Write out the records word for word, with no pictures.

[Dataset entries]
********************

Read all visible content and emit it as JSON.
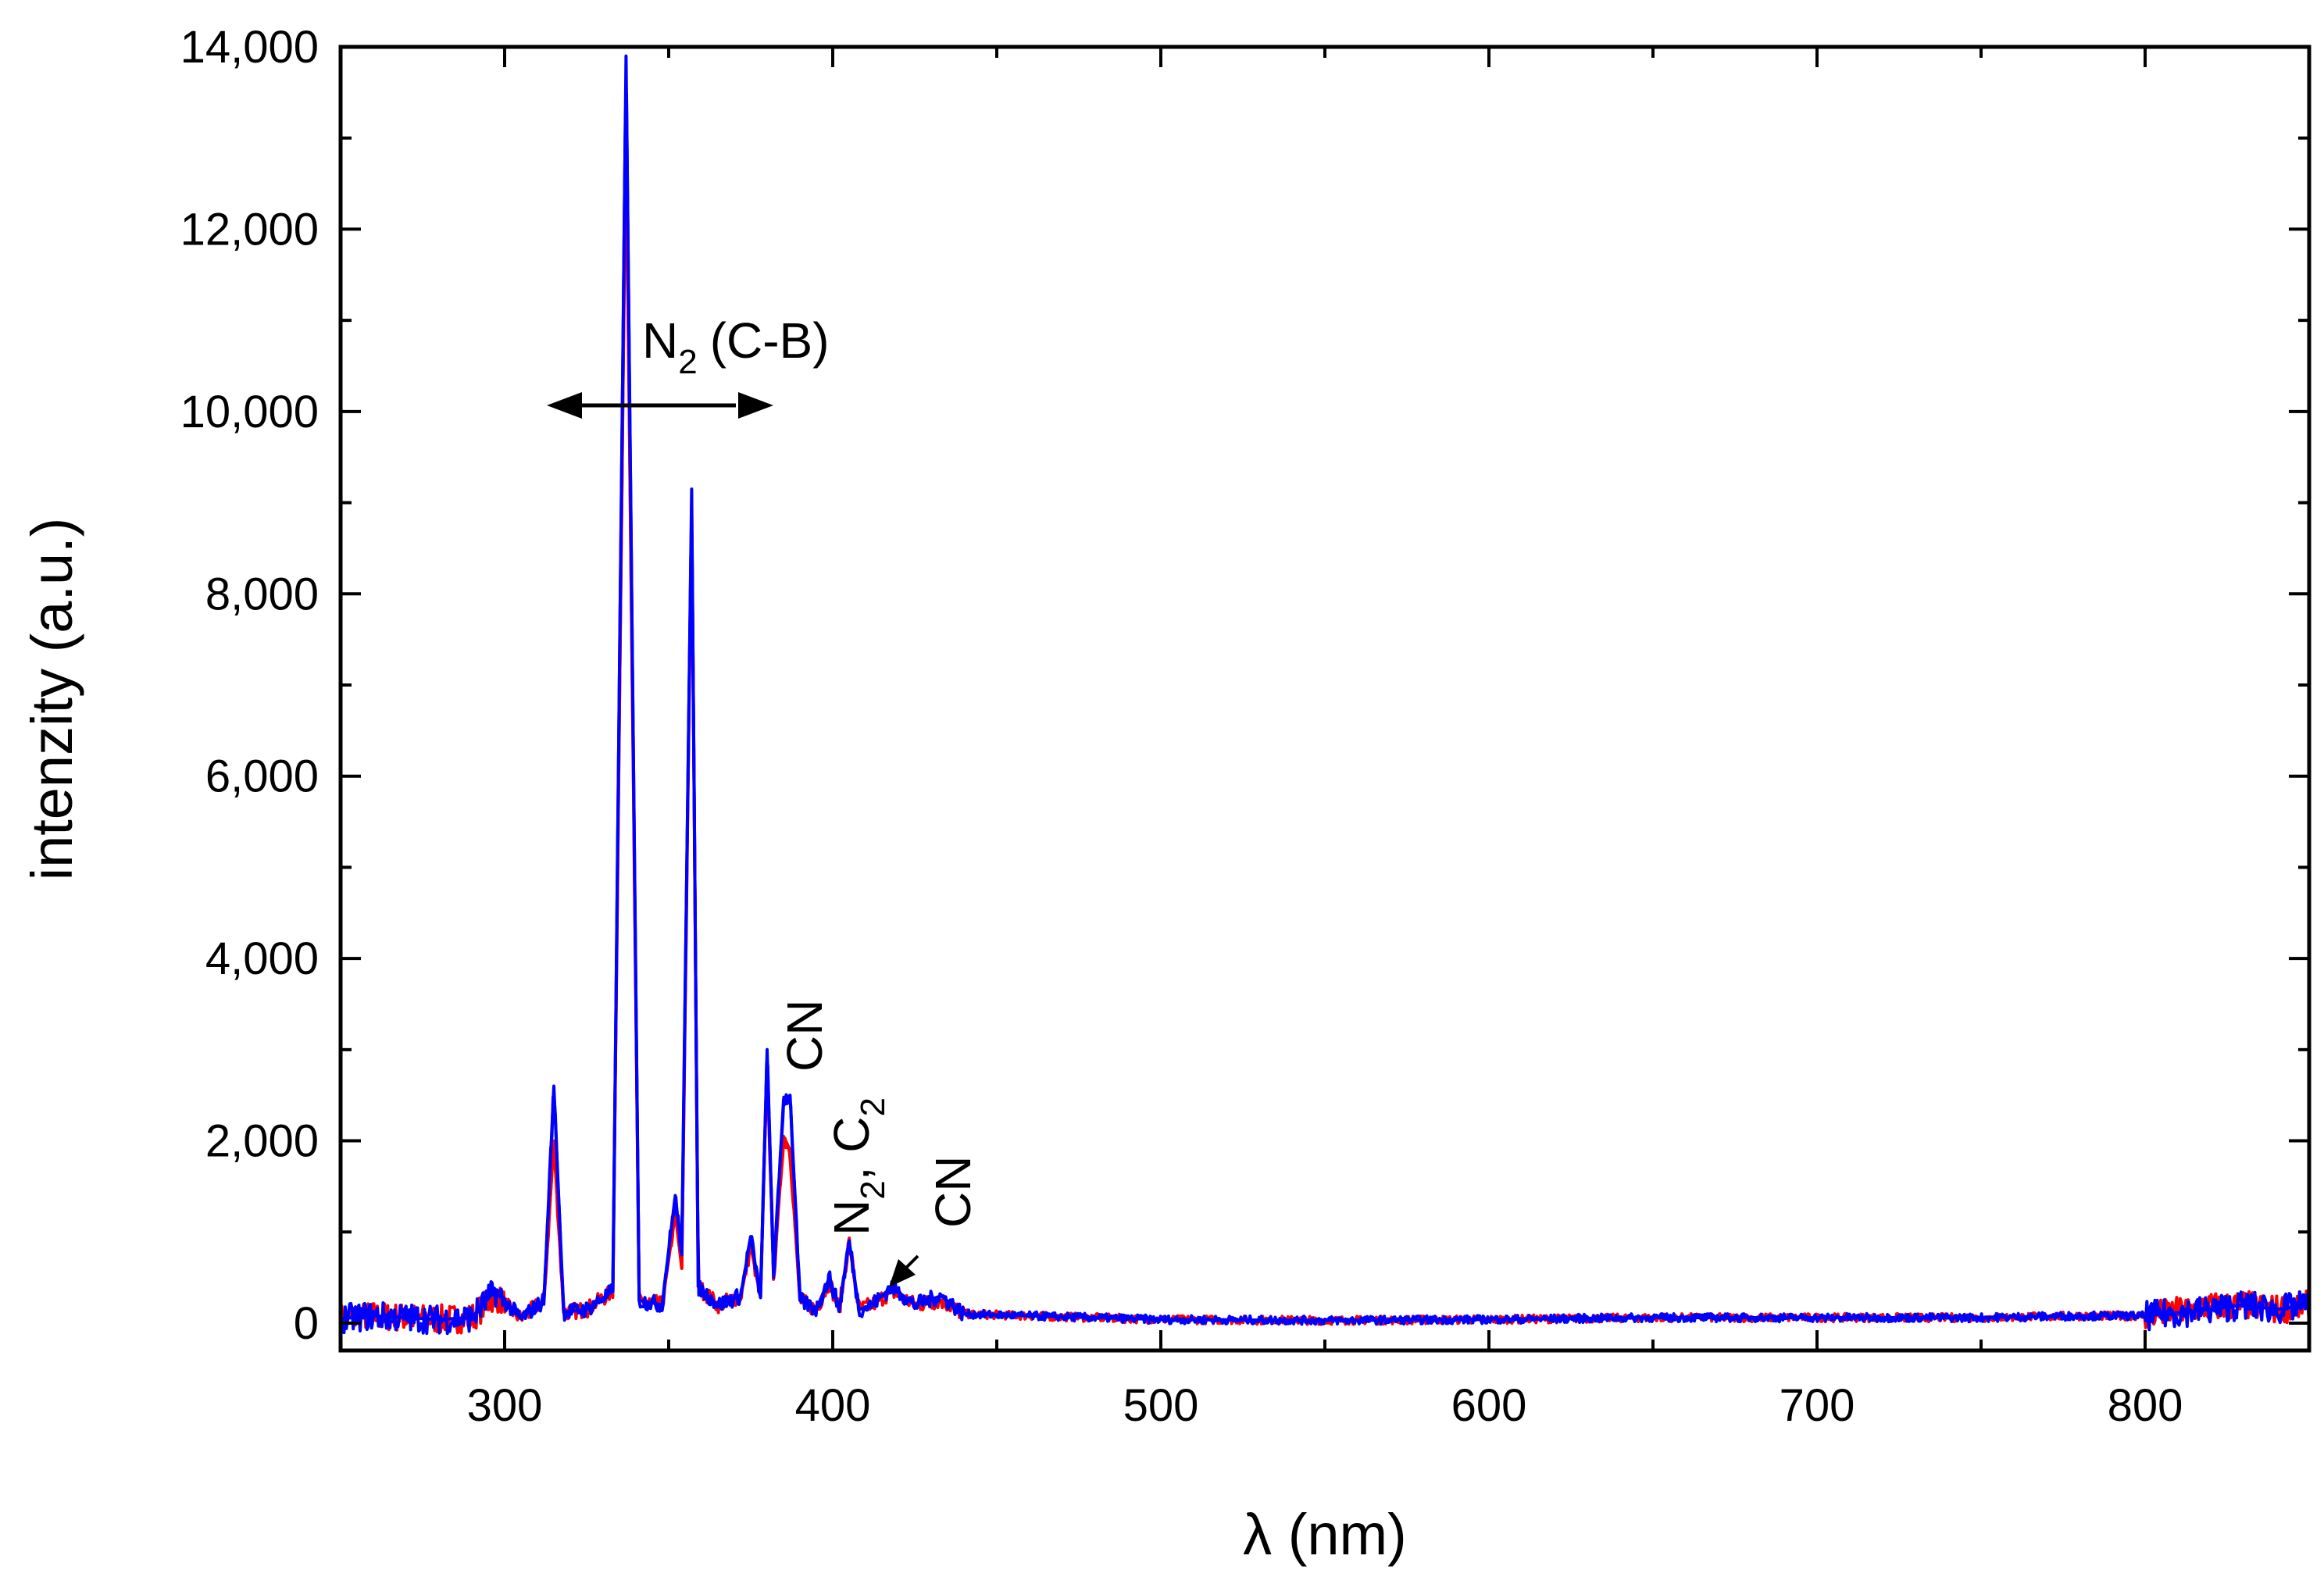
{
  "chart_data": {
    "type": "line",
    "title": "",
    "xlabel": "λ (nm)",
    "ylabel": "intenzity (a.u.)",
    "xlim": [
      250,
      850
    ],
    "ylim": [
      -300,
      14000
    ],
    "x_ticks": [
      300,
      400,
      500,
      600,
      700,
      800
    ],
    "x_tick_labels": [
      "300",
      "400",
      "500",
      "600",
      "700",
      "800"
    ],
    "y_ticks": [
      0,
      2000,
      4000,
      6000,
      8000,
      10000,
      12000,
      14000
    ],
    "y_tick_labels": [
      "0",
      "2,000",
      "4,000",
      "6,000",
      "8,000",
      "10,000",
      "12,000",
      "14,000"
    ],
    "grid": false,
    "legend": "none",
    "series": [
      {
        "color": "#ff0000",
        "x": [
          250,
          260,
          270,
          280,
          290,
          297,
          305,
          312,
          315,
          318,
          325,
          333,
          337,
          341,
          348,
          352,
          354,
          357,
          359,
          365,
          372,
          375,
          378,
          380,
          382,
          385,
          387,
          390,
          395,
          399,
          402,
          405,
          408,
          412,
          418,
          425,
          433,
          440,
          460,
          500,
          550,
          600,
          650,
          700,
          750,
          780,
          800,
          820,
          830,
          840,
          850
        ],
        "y": [
          50,
          80,
          60,
          40,
          60,
          300,
          50,
          250,
          2000,
          120,
          150,
          350,
          13200,
          250,
          200,
          1200,
          600,
          9000,
          400,
          200,
          300,
          850,
          280,
          2900,
          500,
          2050,
          1900,
          250,
          150,
          450,
          150,
          900,
          150,
          200,
          350,
          200,
          250,
          100,
          80,
          40,
          30,
          40,
          60,
          60,
          60,
          80,
          80,
          180,
          200,
          150,
          200
        ]
      },
      {
        "color": "#0000ff",
        "x": [
          250,
          260,
          270,
          280,
          290,
          297,
          305,
          312,
          315,
          318,
          325,
          333,
          337,
          341,
          348,
          352,
          354,
          357,
          359,
          365,
          372,
          375,
          378,
          380,
          382,
          385,
          387,
          390,
          395,
          399,
          402,
          405,
          408,
          412,
          418,
          425,
          433,
          440,
          460,
          500,
          550,
          600,
          650,
          700,
          750,
          780,
          800,
          820,
          830,
          840,
          850
        ],
        "y": [
          50,
          80,
          60,
          40,
          60,
          350,
          50,
          250,
          2600,
          120,
          150,
          350,
          13900,
          250,
          200,
          1400,
          750,
          9150,
          400,
          200,
          300,
          950,
          280,
          3000,
          500,
          2450,
          2500,
          250,
          150,
          500,
          150,
          900,
          150,
          200,
          400,
          200,
          300,
          100,
          80,
          40,
          30,
          40,
          60,
          60,
          60,
          80,
          80,
          150,
          200,
          150,
          200
        ]
      }
    ],
    "annotations": {
      "n2_main": "N",
      "n2_main_sub": "2",
      "n2_main_rest": "(C-B)",
      "cn_1": "CN",
      "n2c2_n": "N",
      "n2c2_sub1": "2",
      "n2c2_comma": ", C",
      "n2c2_sub2": "2",
      "cn_2": "CN"
    }
  }
}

********************

Response:
Read all visible content and emit it as JSON.
{
  "chart_data": {
    "type": "line",
    "title": "",
    "xlabel": "λ (nm)",
    "ylabel": "intenzity (a.u.)",
    "xlim": [
      250,
      850
    ],
    "ylim": [
      -300,
      14000
    ],
    "x_ticks": [
      300,
      400,
      500,
      600,
      700,
      800
    ],
    "x_tick_labels": [
      "300",
      "400",
      "500",
      "600",
      "700",
      "800"
    ],
    "y_ticks": [
      0,
      2000,
      4000,
      6000,
      8000,
      10000,
      12000,
      14000
    ],
    "y_tick_labels": [
      "0",
      "2,000",
      "4,000",
      "6,000",
      "8,000",
      "10,000",
      "12,000",
      "14,000"
    ],
    "grid": false,
    "legend": "none",
    "series": [
      {
        "color": "#ff0000",
        "x": [
          250,
          260,
          270,
          280,
          290,
          297,
          305,
          312,
          315,
          318,
          325,
          333,
          337,
          341,
          348,
          352,
          354,
          357,
          359,
          365,
          372,
          375,
          378,
          380,
          382,
          385,
          387,
          390,
          395,
          399,
          402,
          405,
          408,
          412,
          418,
          425,
          433,
          440,
          460,
          500,
          550,
          600,
          650,
          700,
          750,
          780,
          800,
          820,
          830,
          840,
          850
        ],
        "y": [
          50,
          80,
          60,
          40,
          60,
          300,
          50,
          250,
          2000,
          120,
          150,
          350,
          13200,
          250,
          200,
          1200,
          600,
          9000,
          400,
          200,
          300,
          850,
          280,
          2900,
          500,
          2050,
          1900,
          250,
          150,
          450,
          150,
          900,
          150,
          200,
          350,
          200,
          250,
          100,
          80,
          40,
          30,
          40,
          60,
          60,
          60,
          80,
          80,
          180,
          200,
          150,
          200
        ]
      },
      {
        "color": "#0000ff",
        "x": [
          250,
          260,
          270,
          280,
          290,
          297,
          305,
          312,
          315,
          318,
          325,
          333,
          337,
          341,
          348,
          352,
          354,
          357,
          359,
          365,
          372,
          375,
          378,
          380,
          382,
          385,
          387,
          390,
          395,
          399,
          402,
          405,
          408,
          412,
          418,
          425,
          433,
          440,
          460,
          500,
          550,
          600,
          650,
          700,
          750,
          780,
          800,
          820,
          830,
          840,
          850
        ],
        "y": [
          50,
          80,
          60,
          40,
          60,
          350,
          50,
          250,
          2600,
          120,
          150,
          350,
          13900,
          250,
          200,
          1400,
          750,
          9150,
          400,
          200,
          300,
          950,
          280,
          3000,
          500,
          2450,
          2500,
          250,
          150,
          500,
          150,
          900,
          150,
          200,
          400,
          200,
          300,
          100,
          80,
          40,
          30,
          40,
          60,
          60,
          60,
          80,
          80,
          150,
          200,
          150,
          200
        ]
      }
    ],
    "annotations": {
      "n2_main": "N",
      "n2_main_sub": "2",
      "n2_main_rest": "(C-B)",
      "cn_1": "CN",
      "n2c2_n": "N",
      "n2c2_sub1": "2",
      "n2c2_comma": ", C",
      "n2c2_sub2": "2",
      "cn_2": "CN"
    }
  }
}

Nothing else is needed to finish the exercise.